= WRITTEN TASK =
Search the records for the word "pokrytie" and report each line that has it.

[Records from a dataset]
————

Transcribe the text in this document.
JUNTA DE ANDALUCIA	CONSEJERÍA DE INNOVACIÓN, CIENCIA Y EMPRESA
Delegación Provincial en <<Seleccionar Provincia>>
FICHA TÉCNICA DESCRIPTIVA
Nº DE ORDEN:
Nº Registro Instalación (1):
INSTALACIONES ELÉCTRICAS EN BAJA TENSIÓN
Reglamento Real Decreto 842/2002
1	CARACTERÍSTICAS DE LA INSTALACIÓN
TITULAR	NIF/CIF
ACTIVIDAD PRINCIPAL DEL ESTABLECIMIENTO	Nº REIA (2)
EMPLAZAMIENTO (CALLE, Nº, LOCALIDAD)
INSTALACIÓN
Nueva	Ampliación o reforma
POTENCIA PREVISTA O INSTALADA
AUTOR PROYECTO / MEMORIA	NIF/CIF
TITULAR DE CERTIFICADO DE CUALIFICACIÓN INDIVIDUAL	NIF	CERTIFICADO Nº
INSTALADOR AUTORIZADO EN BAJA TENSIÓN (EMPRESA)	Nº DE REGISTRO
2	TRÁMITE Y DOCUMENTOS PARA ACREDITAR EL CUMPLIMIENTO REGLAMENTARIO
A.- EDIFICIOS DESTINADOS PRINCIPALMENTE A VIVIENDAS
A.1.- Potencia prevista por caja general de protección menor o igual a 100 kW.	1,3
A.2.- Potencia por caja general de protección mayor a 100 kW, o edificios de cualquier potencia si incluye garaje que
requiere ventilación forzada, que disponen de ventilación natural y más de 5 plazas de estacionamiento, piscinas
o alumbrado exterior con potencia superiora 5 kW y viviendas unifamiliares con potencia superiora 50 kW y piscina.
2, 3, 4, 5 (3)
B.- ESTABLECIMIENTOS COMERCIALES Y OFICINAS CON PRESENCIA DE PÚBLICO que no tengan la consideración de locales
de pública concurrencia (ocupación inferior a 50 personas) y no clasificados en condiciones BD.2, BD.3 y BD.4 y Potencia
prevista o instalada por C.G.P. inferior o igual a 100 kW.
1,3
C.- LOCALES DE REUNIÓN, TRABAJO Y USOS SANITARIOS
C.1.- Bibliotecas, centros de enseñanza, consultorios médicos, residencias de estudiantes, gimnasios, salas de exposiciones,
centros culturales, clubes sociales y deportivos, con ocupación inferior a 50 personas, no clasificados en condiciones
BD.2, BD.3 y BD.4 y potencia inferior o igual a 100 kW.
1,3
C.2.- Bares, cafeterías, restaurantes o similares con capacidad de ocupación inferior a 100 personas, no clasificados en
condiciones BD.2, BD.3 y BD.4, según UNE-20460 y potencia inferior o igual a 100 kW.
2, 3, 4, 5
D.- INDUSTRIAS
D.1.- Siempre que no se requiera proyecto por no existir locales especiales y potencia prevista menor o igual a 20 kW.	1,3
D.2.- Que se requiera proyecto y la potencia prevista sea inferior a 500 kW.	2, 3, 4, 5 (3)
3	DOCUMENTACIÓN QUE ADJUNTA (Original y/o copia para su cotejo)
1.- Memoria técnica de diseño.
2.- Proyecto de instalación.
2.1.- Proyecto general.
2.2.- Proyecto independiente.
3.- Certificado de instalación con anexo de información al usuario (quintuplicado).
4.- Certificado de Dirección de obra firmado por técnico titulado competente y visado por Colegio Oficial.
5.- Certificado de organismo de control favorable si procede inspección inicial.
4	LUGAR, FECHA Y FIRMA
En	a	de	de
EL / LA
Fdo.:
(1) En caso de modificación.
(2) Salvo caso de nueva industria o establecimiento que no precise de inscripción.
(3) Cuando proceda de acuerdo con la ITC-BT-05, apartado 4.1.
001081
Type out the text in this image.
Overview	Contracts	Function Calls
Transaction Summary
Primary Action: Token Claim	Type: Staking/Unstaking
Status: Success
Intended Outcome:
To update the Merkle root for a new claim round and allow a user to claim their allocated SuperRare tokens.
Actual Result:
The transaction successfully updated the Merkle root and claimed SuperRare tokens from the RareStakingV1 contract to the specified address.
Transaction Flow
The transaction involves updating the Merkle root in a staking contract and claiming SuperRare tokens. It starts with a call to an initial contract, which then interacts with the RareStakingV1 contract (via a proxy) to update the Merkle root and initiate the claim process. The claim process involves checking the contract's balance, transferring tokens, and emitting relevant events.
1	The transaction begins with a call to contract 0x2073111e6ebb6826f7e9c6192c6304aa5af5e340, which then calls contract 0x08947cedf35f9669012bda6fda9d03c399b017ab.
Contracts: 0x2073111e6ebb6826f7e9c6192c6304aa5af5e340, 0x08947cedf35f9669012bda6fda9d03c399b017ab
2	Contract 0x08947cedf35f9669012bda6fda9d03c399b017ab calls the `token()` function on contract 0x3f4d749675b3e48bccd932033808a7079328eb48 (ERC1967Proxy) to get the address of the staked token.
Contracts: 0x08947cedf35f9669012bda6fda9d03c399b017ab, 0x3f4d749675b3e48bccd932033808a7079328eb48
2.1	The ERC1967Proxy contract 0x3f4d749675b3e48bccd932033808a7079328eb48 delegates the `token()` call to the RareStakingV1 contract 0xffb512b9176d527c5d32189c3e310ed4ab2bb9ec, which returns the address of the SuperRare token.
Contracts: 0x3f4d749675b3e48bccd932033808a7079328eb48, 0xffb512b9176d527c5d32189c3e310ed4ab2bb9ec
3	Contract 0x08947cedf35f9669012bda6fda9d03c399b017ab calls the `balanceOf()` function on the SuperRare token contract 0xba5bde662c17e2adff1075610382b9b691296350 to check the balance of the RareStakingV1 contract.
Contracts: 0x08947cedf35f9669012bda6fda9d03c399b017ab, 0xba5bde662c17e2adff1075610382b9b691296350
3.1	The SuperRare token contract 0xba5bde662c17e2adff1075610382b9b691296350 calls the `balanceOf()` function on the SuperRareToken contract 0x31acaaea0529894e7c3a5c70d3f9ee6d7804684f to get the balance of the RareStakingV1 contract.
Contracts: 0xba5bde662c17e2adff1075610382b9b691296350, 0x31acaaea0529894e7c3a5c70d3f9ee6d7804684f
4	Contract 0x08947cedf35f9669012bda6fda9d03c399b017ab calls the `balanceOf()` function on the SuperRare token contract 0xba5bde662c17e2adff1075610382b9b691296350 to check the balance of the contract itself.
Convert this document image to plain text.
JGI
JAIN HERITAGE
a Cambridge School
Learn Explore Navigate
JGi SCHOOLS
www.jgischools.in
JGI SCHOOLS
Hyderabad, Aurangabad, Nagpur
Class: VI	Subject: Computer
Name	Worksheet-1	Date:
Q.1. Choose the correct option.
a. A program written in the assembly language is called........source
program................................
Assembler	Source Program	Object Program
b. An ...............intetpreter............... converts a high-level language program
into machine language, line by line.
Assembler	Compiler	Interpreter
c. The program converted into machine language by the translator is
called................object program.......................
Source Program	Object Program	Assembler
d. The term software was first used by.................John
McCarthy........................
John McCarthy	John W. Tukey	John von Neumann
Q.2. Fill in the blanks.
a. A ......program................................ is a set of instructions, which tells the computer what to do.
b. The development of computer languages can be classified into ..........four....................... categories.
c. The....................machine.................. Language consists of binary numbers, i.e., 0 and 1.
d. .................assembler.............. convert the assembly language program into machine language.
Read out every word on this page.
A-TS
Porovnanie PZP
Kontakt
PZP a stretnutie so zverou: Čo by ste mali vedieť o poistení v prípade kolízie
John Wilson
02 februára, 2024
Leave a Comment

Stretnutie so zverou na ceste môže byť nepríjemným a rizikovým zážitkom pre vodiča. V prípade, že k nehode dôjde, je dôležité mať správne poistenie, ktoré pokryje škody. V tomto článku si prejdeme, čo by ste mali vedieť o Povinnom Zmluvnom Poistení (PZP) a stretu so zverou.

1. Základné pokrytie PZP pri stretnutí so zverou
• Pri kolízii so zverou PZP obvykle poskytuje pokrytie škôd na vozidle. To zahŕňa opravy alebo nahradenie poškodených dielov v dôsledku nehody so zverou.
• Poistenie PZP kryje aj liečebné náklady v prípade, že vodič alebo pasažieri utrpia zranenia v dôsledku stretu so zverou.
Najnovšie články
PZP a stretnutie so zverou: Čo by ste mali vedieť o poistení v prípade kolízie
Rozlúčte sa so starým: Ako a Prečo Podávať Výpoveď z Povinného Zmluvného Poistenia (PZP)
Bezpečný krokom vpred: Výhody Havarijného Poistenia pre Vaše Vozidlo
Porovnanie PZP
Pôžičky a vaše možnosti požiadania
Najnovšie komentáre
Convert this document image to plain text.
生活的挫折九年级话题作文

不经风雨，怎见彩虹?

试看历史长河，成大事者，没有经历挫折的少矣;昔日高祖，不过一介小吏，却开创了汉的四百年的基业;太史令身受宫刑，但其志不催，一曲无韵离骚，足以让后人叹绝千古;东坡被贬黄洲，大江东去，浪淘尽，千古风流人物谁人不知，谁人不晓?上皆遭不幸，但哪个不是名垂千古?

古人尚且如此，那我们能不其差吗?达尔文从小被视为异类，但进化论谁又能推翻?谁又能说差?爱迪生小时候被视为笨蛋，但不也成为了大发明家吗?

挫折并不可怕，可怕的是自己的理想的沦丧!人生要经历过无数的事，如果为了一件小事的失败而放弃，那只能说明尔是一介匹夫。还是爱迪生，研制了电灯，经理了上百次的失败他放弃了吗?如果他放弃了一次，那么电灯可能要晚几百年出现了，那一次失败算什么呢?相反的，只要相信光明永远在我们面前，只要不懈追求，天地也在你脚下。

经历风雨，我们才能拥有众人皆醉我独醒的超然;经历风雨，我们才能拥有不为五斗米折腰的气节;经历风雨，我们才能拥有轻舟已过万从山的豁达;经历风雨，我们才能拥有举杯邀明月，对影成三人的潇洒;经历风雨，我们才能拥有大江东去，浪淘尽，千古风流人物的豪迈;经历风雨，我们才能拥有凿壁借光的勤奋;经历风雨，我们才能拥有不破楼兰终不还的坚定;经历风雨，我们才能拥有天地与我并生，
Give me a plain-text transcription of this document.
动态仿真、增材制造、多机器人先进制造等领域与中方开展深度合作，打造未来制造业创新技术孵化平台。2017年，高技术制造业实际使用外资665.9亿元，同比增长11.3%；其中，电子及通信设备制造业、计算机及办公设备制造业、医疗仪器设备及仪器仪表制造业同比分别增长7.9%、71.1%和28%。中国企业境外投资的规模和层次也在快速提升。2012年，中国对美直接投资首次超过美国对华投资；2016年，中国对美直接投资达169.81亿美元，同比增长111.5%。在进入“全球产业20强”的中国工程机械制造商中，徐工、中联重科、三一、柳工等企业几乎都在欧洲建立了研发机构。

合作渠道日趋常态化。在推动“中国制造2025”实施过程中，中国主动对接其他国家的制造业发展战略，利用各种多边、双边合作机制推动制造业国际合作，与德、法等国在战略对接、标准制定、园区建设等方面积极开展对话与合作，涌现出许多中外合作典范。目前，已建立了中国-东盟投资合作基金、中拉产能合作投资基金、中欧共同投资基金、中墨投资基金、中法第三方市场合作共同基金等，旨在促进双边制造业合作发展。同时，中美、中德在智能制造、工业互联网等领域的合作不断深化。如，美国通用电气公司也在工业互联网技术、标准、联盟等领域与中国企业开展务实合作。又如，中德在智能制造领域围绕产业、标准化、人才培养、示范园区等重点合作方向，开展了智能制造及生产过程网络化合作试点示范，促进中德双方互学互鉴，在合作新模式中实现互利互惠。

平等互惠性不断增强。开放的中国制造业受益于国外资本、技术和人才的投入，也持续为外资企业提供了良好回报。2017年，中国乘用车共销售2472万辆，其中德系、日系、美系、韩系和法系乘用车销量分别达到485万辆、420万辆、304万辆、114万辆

————

= RESULT OF THE TASK =
1. Základné pokrytie PZP pri stretnutí so zverou
• Pri kolízii so zverou PZP obvykle poskytuje pokrytie škôd na vozidle. To zahŕňa opravy alebo nahradenie poškodených dielov v dôsledku nehody so zverou.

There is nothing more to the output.